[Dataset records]
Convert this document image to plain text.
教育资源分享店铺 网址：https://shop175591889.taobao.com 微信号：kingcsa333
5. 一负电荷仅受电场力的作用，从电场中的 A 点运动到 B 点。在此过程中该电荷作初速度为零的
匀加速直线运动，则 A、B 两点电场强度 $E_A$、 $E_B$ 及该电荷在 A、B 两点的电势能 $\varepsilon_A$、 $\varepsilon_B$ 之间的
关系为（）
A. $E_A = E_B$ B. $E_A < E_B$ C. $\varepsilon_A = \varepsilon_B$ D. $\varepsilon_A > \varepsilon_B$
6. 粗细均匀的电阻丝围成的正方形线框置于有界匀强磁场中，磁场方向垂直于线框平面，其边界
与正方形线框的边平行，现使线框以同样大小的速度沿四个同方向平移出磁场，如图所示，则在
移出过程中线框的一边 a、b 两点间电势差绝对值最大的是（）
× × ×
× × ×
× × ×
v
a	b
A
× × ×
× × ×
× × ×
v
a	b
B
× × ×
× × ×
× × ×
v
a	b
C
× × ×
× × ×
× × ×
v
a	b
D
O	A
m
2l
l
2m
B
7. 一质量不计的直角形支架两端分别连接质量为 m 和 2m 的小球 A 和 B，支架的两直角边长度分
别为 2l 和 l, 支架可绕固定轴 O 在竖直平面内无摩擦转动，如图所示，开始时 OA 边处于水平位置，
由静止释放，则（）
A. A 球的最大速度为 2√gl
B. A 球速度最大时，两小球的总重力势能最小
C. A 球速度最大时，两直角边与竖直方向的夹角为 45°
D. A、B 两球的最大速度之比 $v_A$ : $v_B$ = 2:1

• _TASK TO COMPLETE_
Write out every line of the material again, exactly as it reads.

• _RESPONSE TO THIS TASK_
Convert this document image to plain text.
教育资源分享店铺 网址：https://shop175591889.taobao.com 微信号：kingcsa333
5. 一负电荷仅受电场力的作用，从电场中的 A 点运动到 B 点。在此过程中该电荷作初速度为零的
匀加速直线运动，则 A、B 两点电场强度 $E_A$、 $E_B$ 及该电荷在 A、B 两点的电势能 $\varepsilon_A$、 $\varepsilon_B$ 之间的
关系为（）
A. $E_A = E_B$ B. $E_A < E_B$ C. $\varepsilon_A = \varepsilon_B$ D. $\varepsilon_A > \varepsilon_B$
6. 粗细均匀的电阻丝围成的正方形线框置于有界匀强磁场中，磁场方向垂直于线框平面，其边界
与正方形线框的边平行，现使线框以同样大小的速度沿四个同方向平移出磁场，如图所示，则在
移出过程中线框的一边 a、b 两点间电势差绝对值最大的是（）
× × ×
× × ×
× × ×
v
a	b
A
× × ×
× × ×
× × ×
v
a	b
B
× × ×
× × ×
× × ×
v
a	b
C
× × ×
× × ×
× × ×
v
a	b
D
O	A
m
2l
l
2m
B
7. 一质量不计的直角形支架两端分别连接质量为 m 和 2m 的小球 A 和 B，支架的两直角边长度分
别为 2l 和 l, 支架可绕固定轴 O 在竖直平面内无摩擦转动，如图所示，开始时 OA 边处于水平位置，
由静止释放，则（）
A. A 球的最大速度为 2√gl
B. A 球速度最大时，两小球的总重力势能最小
C. A 球速度最大时，两直角边与竖直方向的夹角为 45°
D. A、B 两球的最大速度之比 $v_A$ : $v_B$ = 2:1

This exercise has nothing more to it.